=== Your instructions ===
Give the count of lines that include the string "title". Add nothing to it.

=== Dataset entries ===
──────────

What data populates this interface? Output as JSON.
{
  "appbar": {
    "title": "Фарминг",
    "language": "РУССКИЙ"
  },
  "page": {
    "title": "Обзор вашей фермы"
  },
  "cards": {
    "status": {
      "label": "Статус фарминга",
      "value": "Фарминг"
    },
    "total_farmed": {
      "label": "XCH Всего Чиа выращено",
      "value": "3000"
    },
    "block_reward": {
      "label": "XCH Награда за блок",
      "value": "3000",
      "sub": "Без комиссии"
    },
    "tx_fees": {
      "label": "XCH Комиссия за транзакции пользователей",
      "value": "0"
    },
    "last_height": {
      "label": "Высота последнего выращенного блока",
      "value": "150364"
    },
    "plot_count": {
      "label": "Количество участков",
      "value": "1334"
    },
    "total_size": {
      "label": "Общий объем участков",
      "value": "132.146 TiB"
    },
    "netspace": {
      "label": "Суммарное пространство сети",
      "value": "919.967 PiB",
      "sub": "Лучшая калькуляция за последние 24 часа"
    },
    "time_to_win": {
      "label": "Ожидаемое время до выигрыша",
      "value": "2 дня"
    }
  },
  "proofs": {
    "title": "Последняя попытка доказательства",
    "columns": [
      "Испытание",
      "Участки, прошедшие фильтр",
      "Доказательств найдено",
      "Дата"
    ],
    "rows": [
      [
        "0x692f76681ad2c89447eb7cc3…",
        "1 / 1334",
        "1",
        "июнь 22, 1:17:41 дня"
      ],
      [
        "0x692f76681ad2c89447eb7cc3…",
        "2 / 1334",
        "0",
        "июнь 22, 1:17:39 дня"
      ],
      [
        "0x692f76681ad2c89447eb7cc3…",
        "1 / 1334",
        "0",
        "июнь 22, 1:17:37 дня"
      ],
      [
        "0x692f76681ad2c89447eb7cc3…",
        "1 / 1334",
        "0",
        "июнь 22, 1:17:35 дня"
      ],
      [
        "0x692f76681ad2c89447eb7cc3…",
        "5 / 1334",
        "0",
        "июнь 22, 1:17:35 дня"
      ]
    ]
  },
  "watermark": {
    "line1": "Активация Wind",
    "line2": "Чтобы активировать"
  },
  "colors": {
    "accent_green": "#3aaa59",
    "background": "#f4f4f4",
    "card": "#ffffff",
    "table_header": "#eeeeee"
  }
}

──────────

=== Output of the exercise ===
3